» **Short exercise**
Every entry here needs to be repeated exactly.

--- BEGIN Records provided ---

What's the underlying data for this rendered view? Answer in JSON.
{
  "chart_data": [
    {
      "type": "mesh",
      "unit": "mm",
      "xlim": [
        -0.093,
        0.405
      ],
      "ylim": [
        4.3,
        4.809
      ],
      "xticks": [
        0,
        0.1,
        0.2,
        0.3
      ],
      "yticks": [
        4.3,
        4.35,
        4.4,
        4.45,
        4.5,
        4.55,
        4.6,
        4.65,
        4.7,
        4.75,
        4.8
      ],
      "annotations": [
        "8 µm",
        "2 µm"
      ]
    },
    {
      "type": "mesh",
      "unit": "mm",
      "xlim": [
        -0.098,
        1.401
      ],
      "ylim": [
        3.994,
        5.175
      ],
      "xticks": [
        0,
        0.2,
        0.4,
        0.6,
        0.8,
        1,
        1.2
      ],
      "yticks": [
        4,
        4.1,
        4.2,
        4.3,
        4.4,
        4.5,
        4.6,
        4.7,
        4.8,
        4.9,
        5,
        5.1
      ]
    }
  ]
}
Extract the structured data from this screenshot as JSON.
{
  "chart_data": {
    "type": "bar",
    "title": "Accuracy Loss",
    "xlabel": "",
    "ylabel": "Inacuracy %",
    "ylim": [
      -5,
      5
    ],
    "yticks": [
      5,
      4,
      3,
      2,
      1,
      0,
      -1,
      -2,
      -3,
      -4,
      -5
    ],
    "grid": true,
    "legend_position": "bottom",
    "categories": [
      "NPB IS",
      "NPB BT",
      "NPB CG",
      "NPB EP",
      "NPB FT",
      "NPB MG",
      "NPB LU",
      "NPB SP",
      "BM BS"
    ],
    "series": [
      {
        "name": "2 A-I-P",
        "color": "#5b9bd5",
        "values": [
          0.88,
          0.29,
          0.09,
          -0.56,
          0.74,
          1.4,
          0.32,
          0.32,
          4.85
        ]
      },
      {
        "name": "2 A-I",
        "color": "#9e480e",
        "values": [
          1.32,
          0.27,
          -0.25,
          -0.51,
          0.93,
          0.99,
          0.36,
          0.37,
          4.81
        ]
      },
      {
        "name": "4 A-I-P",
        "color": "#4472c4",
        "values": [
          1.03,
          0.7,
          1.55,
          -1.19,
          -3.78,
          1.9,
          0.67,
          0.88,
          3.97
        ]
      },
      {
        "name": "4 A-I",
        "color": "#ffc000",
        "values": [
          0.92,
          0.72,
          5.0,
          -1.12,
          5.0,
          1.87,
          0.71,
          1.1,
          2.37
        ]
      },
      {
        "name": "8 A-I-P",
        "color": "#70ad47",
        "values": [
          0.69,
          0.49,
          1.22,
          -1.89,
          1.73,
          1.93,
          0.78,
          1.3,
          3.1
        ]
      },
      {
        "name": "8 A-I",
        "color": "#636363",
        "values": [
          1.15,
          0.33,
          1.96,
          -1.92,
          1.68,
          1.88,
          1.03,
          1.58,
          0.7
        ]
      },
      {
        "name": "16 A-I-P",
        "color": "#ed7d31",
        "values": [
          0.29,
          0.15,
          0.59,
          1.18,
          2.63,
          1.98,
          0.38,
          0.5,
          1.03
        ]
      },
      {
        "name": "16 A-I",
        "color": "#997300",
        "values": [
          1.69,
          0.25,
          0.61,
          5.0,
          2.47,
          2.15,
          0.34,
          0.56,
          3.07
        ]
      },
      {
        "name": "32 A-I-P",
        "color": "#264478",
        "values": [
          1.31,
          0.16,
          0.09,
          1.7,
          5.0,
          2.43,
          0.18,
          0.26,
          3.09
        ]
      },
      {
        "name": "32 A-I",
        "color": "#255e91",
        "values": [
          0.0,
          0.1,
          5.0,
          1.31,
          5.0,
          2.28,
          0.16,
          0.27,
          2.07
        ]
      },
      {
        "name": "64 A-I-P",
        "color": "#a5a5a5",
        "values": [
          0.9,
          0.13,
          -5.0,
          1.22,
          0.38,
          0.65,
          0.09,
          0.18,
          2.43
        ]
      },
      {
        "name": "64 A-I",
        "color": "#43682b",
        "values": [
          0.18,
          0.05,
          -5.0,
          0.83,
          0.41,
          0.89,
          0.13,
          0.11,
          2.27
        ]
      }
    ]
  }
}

--- END Records provided ---

» **Exercise solution**
What's the underlying data for this rendered view? Answer in JSON.
{
  "chart_data": [
    {
      "type": "mesh",
      "unit": "mm",
      "xlim": [
        -0.093,
        0.405
      ],
      "ylim": [
        4.3,
        4.809
      ],
      "xticks": [
        0,
        0.1,
        0.2,
        0.3
      ],
      "yticks": [
        4.3,
        4.35,
        4.4,
        4.45,
        4.5,
        4.55,
        4.6,
        4.65,
        4.7,
        4.75,
        4.8
      ],
      "annotations": [
        "8 µm",
        "2 µm"
      ]
    },
    {
      "type": "mesh",
      "unit": "mm",
      "xlim": [
        -0.098,
        1.401
      ],
      "ylim": [
        3.994,
        5.175
      ],
      "xticks": [
        0,
        0.2,
        0.4,
        0.6,
        0.8,
        1,
        1.2
      ],
      "yticks": [
        4,
        4.1,
        4.2,
        4.3,
        4.4,
        4.5,
        4.6,
        4.7,
        4.8,
        4.9,
        5,
        5.1
      ]
    }
  ]
}
Extract the structured data from this screenshot as JSON.
{
  "chart_data": {
    "type": "bar",
    "title": "Accuracy Loss",
    "xlabel": "",
    "ylabel": "Inacuracy %",
    "ylim": [
      -5,
      5
    ],
    "yticks": [
      5,
      4,
      3,
      2,
      1,
      0,
      -1,
      -2,
      -3,
      -4,
      -5
    ],
    "grid": true,
    "legend_position": "bottom",
    "categories": [
      "NPB IS",
      "NPB BT",
      "NPB CG",
      "NPB EP",
      "NPB FT",
      "NPB MG",
      "NPB LU",
      "NPB SP",
      "BM BS"
    ],
    "series": [
      {
        "name": "2 A-I-P",
        "color": "#5b9bd5",
        "values": [
          0.88,
          0.29,
          0.09,
          -0.56,
          0.74,
          1.4,
          0.32,
          0.32,
          4.85
        ]
      },
      {
        "name": "2 A-I",
        "color": "#9e480e",
        "values": [
          1.32,
          0.27,
          -0.25,
          -0.51,
          0.93,
          0.99,
          0.36,
          0.37,
          4.81
        ]
      },
      {
        "name": "4 A-I-P",
        "color": "#4472c4",
        "values": [
          1.03,
          0.7,
          1.55,
          -1.19,
          -3.78,
          1.9,
          0.67,
          0.88,
          3.97
        ]
      },
      {
        "name": "4 A-I",
        "color": "#ffc000",
        "values": [
          0.92,
          0.72,
          5.0,
          -1.12,
          5.0,
          1.87,
          0.71,
          1.1,
          2.37
        ]
      },
      {
        "name": "8 A-I-P",
        "color": "#70ad47",
        "values": [
          0.69,
          0.49,
          1.22,
          -1.89,
          1.73,
          1.93,
          0.78,
          1.3,
          3.1
        ]
      },
      {
        "name": "8 A-I",
        "color": "#636363",
        "values": [
          1.15,
          0.33,
          1.96,
          -1.92,
          1.68,
          1.88,
          1.03,
          1.58,
          0.7
        ]
      },
      {
        "name": "16 A-I-P",
        "color": "#ed7d31",
        "values": [
          0.29,
          0.15,
          0.59,
          1.18,
          2.63,
          1.98,
          0.38,
          0.5,
          1.03
        ]
      },
      {
        "name": "16 A-I",
        "color": "#997300",
        "values": [
          1.69,
          0.25,
          0.61,
          5.0,
          2.47,
          2.15,
          0.34,
          0.56,
          3.07
        ]
      },
      {
        "name": "32 A-I-P",
        "color": "#264478",
        "values": [
          1.31,
          0.16,
          0.09,
          1.7,
          5.0,
          2.43,
          0.18,
          0.26,
          3.09
        ]
      },
      {
        "name": "32 A-I",
        "color": "#255e91",
        "values": [
          0.0,
          0.1,
          5.0,
          1.31,
          5.0,
          2.28,
          0.16,
          0.27,
          2.07
        ]
      },
      {
        "name": "64 A-I-P",
        "color": "#a5a5a5",
        "values": [
          0.9,
          0.13,
          -5.0,
          1.22,
          0.38,
          0.65,
          0.09,
          0.18,
          2.43
        ]
      },
      {
        "name": "64 A-I",
        "color": "#43682b",
        "values": [
          0.18,
          0.05,
          -5.0,
          0.83,
          0.41,
          0.89,
          0.13,
          0.11,
          2.27
        ]
      }
    ]
  }
}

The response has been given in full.